### [EXERCISE PROMPT]
Write each line out again exactly as written.

### [RECORDS SHOWN]
▶

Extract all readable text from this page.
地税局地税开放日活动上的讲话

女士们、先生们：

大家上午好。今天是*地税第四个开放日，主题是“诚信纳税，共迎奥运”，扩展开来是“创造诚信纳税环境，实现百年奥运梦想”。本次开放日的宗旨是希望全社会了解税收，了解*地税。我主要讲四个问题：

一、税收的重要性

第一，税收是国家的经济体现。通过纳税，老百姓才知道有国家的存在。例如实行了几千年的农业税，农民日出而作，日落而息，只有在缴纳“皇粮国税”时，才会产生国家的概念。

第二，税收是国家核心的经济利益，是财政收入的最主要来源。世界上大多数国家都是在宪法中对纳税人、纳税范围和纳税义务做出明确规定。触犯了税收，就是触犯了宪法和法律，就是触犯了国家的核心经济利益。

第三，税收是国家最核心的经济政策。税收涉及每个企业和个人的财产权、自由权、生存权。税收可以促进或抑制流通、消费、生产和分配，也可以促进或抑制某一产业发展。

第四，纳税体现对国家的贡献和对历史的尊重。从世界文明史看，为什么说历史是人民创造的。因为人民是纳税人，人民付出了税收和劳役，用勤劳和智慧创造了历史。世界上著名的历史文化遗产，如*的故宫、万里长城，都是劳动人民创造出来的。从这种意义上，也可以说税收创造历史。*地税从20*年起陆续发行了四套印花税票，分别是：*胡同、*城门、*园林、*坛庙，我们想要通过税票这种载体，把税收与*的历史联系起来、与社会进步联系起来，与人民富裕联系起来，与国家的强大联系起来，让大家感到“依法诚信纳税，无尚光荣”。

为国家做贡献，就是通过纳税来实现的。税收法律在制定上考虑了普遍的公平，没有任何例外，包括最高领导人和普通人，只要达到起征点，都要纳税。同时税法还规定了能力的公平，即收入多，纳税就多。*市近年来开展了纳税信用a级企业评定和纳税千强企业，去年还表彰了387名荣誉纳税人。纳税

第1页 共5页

◀

### [ANSWER TO THIS TASK]
Extract all readable text from this page.
地税局地税开放日活动上的讲话

女士们、先生们：

大家上午好。今天是*地税第四个开放日，主题是“诚信纳税，共迎奥运”，扩展开来是“创造诚信纳税环境，实现百年奥运梦想”。本次开放日的宗旨是希望全社会了解税收，了解*地税。我主要讲四个问题：

一、税收的重要性

第一，税收是国家的经济体现。通过纳税，老百姓才知道有国家的存在。例如实行了几千年的农业税，农民日出而作，日落而息，只有在缴纳“皇粮国税”时，才会产生国家的概念。

第二，税收是国家核心的经济利益，是财政收入的最主要来源。世界上大多数国家都是在宪法中对纳税人、纳税范围和纳税义务做出明确规定。触犯了税收，就是触犯了宪法和法律，就是触犯了国家的核心经济利益。

第三，税收是国家最核心的经济政策。税收涉及每个企业和个人的财产权、自由权、生存权。税收可以促进或抑制流通、消费、生产和分配，也可以促进或抑制某一产业发展。

第四，纳税体现对国家的贡献和对历史的尊重。从世界文明史看，为什么说历史是人民创造的。因为人民是纳税人，人民付出了税收和劳役，用勤劳和智慧创造了历史。世界上著名的历史文化遗产，如*的故宫、万里长城，都是劳动人民创造出来的。从这种意义上，也可以说税收创造历史。*地税从20*年起陆续发行了四套印花税票，分别是：*胡同、*城门、*园林、*坛庙，我们想要通过税票这种载体，把税收与*的历史联系起来、与社会进步联系起来，与人民富裕联系起来，与国家的强大联系起来，让大家感到“依法诚信纳税，无尚光荣”。

为国家做贡献，就是通过纳税来实现的。税收法律在制定上考虑了普遍的公平，没有任何例外，包括最高领导人和普通人，只要达到起征点，都要纳税。同时税法还规定了能力的公平，即收入多，纳税就多。*市近年来开展了纳税信用a级企业评定和纳税千强企业，去年还表彰了387名荣誉纳税人。纳税

第1页 共5页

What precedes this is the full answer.